### Available data
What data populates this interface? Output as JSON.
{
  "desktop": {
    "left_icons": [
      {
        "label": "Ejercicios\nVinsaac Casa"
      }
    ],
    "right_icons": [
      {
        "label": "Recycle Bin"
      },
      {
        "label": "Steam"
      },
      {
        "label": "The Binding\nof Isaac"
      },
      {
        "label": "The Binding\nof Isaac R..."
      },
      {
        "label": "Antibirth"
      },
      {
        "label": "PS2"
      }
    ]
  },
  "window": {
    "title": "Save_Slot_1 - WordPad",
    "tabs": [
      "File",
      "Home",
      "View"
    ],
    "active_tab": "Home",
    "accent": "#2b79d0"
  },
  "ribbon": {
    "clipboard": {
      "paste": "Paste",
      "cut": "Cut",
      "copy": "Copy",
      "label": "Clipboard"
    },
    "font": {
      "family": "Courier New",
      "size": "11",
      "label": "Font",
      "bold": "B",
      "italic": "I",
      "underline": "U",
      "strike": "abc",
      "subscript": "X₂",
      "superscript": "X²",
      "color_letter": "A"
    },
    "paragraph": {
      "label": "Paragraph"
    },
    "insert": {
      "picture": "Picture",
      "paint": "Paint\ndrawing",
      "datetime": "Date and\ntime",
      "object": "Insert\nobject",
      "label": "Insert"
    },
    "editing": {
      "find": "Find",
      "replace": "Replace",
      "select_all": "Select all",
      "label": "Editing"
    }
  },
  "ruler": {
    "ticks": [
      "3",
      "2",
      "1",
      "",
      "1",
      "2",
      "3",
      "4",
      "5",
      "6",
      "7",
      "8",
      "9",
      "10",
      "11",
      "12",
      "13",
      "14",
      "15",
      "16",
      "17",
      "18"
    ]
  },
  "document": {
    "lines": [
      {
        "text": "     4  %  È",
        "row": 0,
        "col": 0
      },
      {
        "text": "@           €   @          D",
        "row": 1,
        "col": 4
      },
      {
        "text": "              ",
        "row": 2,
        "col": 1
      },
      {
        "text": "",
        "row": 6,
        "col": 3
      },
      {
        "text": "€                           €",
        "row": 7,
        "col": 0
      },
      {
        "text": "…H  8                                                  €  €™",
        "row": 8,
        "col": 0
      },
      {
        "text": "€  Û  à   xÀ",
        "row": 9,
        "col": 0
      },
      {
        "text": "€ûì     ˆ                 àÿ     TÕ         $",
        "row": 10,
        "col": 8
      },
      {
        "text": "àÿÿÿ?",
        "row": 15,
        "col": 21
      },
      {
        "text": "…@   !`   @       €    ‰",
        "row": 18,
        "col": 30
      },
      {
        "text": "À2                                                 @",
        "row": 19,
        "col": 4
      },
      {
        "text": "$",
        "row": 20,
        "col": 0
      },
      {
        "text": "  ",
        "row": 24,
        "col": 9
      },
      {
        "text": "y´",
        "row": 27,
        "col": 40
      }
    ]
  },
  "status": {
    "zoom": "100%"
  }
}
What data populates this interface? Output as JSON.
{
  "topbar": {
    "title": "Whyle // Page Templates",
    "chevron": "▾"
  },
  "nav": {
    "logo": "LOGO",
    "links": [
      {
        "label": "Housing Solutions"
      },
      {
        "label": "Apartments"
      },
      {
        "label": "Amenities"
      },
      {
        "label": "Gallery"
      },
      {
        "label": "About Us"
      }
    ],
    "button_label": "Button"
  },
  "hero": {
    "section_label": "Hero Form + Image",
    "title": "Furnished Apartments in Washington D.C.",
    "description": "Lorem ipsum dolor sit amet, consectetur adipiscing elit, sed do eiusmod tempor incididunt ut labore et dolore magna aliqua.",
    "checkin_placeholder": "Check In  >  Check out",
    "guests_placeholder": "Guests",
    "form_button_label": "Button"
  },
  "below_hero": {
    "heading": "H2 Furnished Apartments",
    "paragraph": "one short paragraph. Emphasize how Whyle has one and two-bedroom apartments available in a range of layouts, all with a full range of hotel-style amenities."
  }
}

### Goal
All of the entries need to be reproduced exactly; please write them out.

### Solution to the exercise
What data populates this interface? Output as JSON.
{
  "desktop": {
    "left_icons": [
      {
        "label": "Ejercicios\nVinsaac Casa"
      }
    ],
    "right_icons": [
      {
        "label": "Recycle Bin"
      },
      {
        "label": "Steam"
      },
      {
        "label": "The Binding\nof Isaac"
      },
      {
        "label": "The Binding\nof Isaac R..."
      },
      {
        "label": "Antibirth"
      },
      {
        "label": "PS2"
      }
    ]
  },
  "window": {
    "title": "Save_Slot_1 - WordPad",
    "tabs": [
      "File",
      "Home",
      "View"
    ],
    "active_tab": "Home",
    "accent": "#2b79d0"
  },
  "ribbon": {
    "clipboard": {
      "paste": "Paste",
      "cut": "Cut",
      "copy": "Copy",
      "label": "Clipboard"
    },
    "font": {
      "family": "Courier New",
      "size": "11",
      "label": "Font",
      "bold": "B",
      "italic": "I",
      "underline": "U",
      "strike": "abc",
      "subscript": "X₂",
      "superscript": "X²",
      "color_letter": "A"
    },
    "paragraph": {
      "label": "Paragraph"
    },
    "insert": {
      "picture": "Picture",
      "paint": "Paint\ndrawing",
      "datetime": "Date and\ntime",
      "object": "Insert\nobject",
      "label": "Insert"
    },
    "editing": {
      "find": "Find",
      "replace": "Replace",
      "select_all": "Select all",
      "label": "Editing"
    }
  },
  "ruler": {
    "ticks": [
      "3",
      "2",
      "1",
      "",
      "1",
      "2",
      "3",
      "4",
      "5",
      "6",
      "7",
      "8",
      "9",
      "10",
      "11",
      "12",
      "13",
      "14",
      "15",
      "16",
      "17",
      "18"
    ]
  },
  "document": {
    "lines": [
      {
        "text": "     4  %  È",
        "row": 0,
        "col": 0
      },
      {
        "text": "@           €   @          D",
        "row": 1,
        "col": 4
      },
      {
        "text": "              ",
        "row": 2,
        "col": 1
      },
      {
        "text": "",
        "row": 6,
        "col": 3
      },
      {
        "text": "€                           €",
        "row": 7,
        "col": 0
      },
      {
        "text": "…H  8                                                  €  €™",
        "row": 8,
        "col": 0
      },
      {
        "text": "€  Û  à   xÀ",
        "row": 9,
        "col": 0
      },
      {
        "text": "€ûì     ˆ                 àÿ     TÕ         $",
        "row": 10,
        "col": 8
      },
      {
        "text": "àÿÿÿ?",
        "row": 15,
        "col": 21
      },
      {
        "text": "…@   !`   @       €    ‰",
        "row": 18,
        "col": 30
      },
      {
        "text": "À2                                                 @",
        "row": 19,
        "col": 4
      },
      {
        "text": "$",
        "row": 20,
        "col": 0
      },
      {
        "text": "  ",
        "row": 24,
        "col": 9
      },
      {
        "text": "y´",
        "row": 27,
        "col": 40
      }
    ]
  },
  "status": {
    "zoom": "100%"
  }
}
What data populates this interface? Output as JSON.
{
  "topbar": {
    "title": "Whyle // Page Templates",
    "chevron": "▾"
  },
  "nav": {
    "logo": "LOGO",
    "links": [
      {
        "label": "Housing Solutions"
      },
      {
        "label": "Apartments"
      },
      {
        "label": "Amenities"
      },
      {
        "label": "Gallery"
      },
      {
        "label": "About Us"
      }
    ],
    "button_label": "Button"
  },
  "hero": {
    "section_label": "Hero Form + Image",
    "title": "Furnished Apartments in Washington D.C.",
    "description": "Lorem ipsum dolor sit amet, consectetur adipiscing elit, sed do eiusmod tempor incididunt ut labore et dolore magna aliqua.",
    "checkin_placeholder": "Check In  >  Check out",
    "guests_placeholder": "Guests",
    "form_button_label": "Button"
  },
  "below_hero": {
    "heading": "H2 Furnished Apartments",
    "paragraph": "one short paragraph. Emphasize how Whyle has one and two-bedroom apartments available in a range of layouts, all with a full range of hotel-style amenities."
  }
}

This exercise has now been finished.